PROBLEM DESCRIPTION => Reproduce the items starting with the first line and going on through the line with "page-number: 22 <box>40 30 116 102</box>", both included, and nothing else.

ENTRIES PROVIDED =>

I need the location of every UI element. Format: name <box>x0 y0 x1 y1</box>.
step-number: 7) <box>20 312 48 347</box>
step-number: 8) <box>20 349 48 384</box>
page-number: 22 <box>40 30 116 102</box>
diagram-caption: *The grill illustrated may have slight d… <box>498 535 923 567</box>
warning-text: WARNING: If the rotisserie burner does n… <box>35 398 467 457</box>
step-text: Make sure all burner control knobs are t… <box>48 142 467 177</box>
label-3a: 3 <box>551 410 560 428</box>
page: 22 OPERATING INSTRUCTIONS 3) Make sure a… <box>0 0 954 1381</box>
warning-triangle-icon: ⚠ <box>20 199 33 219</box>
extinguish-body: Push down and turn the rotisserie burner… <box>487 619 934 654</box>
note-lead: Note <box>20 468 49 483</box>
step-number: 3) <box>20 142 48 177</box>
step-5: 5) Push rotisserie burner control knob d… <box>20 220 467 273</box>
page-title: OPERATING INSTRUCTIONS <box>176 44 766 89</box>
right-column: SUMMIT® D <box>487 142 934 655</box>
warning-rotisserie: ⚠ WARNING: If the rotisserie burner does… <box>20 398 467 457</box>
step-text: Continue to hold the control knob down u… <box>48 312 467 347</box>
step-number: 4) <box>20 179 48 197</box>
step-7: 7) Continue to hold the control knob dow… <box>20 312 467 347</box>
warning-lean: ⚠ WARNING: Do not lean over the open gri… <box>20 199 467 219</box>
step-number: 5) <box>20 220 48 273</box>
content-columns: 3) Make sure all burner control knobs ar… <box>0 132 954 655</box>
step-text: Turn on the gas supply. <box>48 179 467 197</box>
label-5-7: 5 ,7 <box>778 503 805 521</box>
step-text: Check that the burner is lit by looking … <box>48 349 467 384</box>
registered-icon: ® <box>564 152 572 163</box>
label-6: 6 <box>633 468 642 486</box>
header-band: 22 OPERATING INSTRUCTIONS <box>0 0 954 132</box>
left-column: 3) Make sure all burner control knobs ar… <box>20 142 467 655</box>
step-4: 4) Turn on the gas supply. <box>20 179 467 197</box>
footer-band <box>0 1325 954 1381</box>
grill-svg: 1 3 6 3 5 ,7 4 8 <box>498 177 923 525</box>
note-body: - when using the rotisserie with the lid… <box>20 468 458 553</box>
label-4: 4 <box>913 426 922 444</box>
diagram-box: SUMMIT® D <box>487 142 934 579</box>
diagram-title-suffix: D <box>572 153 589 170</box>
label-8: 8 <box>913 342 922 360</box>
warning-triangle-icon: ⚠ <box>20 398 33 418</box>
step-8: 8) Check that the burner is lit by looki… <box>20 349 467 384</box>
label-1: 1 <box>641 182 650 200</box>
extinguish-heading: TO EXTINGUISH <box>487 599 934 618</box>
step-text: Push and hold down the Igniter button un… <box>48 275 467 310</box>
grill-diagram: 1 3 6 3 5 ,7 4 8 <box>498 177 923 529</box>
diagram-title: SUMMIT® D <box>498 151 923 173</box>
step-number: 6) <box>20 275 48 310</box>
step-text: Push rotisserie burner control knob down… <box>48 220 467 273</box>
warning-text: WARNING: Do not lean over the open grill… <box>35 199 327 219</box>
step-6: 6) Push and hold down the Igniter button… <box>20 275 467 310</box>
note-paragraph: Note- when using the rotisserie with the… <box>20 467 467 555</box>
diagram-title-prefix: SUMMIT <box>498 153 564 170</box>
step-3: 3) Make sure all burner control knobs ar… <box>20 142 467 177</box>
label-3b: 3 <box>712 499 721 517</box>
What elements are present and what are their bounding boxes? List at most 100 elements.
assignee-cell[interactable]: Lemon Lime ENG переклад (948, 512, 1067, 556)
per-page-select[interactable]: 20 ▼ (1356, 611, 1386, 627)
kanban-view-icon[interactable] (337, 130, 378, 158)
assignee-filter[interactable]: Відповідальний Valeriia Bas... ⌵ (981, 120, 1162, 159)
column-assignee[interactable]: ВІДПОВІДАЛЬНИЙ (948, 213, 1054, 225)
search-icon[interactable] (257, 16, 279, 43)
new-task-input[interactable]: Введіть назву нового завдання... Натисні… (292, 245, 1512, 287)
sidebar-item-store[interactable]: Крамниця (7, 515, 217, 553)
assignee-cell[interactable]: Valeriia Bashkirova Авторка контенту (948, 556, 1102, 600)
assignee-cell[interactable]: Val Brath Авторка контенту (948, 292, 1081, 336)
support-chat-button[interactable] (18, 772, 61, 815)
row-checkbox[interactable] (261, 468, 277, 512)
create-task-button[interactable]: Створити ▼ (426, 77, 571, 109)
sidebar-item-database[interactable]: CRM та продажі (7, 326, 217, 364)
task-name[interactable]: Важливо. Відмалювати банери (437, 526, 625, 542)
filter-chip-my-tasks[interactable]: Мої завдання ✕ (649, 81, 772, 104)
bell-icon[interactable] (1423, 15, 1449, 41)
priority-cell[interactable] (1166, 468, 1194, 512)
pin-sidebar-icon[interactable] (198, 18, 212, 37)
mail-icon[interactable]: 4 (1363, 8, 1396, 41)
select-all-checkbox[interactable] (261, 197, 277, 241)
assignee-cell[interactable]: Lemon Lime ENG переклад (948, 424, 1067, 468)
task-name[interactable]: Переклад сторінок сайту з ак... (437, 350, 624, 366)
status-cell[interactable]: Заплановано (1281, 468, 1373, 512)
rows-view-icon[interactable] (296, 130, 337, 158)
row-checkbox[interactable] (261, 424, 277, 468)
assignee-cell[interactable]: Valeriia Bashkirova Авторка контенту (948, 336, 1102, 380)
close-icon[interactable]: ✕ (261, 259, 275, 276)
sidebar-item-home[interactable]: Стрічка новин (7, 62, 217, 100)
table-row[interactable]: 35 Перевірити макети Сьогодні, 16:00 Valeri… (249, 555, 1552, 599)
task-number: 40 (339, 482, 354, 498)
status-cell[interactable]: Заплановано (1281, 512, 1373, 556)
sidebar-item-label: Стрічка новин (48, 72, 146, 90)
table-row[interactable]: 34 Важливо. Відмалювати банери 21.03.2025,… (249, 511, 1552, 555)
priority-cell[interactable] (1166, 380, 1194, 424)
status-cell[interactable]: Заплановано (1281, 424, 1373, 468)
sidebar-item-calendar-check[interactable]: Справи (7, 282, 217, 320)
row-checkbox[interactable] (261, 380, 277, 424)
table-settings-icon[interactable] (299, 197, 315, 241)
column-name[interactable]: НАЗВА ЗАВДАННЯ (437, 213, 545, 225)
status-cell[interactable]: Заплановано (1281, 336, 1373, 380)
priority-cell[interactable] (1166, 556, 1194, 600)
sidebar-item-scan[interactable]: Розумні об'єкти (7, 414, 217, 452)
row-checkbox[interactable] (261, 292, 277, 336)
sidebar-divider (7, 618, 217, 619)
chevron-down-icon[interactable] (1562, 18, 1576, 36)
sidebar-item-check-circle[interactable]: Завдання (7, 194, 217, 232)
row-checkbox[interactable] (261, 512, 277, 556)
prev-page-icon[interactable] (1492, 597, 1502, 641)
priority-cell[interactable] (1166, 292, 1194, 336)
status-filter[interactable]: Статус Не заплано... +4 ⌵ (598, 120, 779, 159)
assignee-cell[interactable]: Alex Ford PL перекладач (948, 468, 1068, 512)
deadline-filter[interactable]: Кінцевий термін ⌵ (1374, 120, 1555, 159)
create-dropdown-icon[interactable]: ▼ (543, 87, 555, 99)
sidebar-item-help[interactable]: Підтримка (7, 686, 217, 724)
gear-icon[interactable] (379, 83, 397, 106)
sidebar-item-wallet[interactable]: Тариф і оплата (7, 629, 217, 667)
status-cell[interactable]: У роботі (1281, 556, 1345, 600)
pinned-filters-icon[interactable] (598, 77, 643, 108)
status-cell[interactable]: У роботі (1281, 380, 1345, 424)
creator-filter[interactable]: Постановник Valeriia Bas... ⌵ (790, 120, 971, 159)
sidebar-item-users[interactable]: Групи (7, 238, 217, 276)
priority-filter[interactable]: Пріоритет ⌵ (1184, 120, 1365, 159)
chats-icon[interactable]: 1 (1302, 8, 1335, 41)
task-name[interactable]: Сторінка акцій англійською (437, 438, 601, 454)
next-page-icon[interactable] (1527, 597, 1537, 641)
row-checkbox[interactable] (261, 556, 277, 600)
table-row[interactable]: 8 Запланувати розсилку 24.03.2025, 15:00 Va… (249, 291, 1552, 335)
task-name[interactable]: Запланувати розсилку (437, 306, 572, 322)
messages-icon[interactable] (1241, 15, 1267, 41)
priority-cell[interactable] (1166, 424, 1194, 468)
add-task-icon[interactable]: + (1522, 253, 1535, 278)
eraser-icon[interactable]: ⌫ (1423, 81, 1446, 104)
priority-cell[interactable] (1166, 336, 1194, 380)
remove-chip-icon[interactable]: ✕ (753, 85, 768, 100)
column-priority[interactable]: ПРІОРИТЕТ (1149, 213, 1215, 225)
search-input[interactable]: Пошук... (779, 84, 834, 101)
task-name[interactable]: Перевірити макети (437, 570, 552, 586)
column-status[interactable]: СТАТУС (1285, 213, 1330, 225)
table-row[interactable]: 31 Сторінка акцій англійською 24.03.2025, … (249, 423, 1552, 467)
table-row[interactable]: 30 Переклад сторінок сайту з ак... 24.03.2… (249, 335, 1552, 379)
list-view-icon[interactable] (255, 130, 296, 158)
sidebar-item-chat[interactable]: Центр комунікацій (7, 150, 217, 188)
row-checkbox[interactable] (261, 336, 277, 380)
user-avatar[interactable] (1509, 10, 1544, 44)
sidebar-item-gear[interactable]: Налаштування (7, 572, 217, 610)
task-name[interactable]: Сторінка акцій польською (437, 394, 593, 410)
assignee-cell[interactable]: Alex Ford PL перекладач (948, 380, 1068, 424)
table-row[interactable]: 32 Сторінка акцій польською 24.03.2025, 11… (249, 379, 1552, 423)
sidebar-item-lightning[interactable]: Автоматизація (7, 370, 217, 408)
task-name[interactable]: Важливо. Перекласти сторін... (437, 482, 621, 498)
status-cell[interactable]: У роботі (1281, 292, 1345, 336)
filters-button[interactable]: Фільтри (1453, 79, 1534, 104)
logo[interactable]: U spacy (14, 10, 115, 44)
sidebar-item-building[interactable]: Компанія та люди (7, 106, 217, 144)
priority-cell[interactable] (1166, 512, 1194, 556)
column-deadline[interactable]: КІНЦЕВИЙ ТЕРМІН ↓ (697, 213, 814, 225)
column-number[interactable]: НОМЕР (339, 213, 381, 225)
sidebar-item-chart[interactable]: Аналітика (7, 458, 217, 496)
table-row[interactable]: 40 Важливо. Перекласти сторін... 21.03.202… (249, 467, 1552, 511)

SOLVED PROBLEM =>
I need the location of every UI element. Format: name <box>x0 y0 x1 y1</box>.
step-number: 7) <box>20 312 48 347</box>
step-number: 8) <box>20 349 48 384</box>
page-number: 22 <box>40 30 116 102</box>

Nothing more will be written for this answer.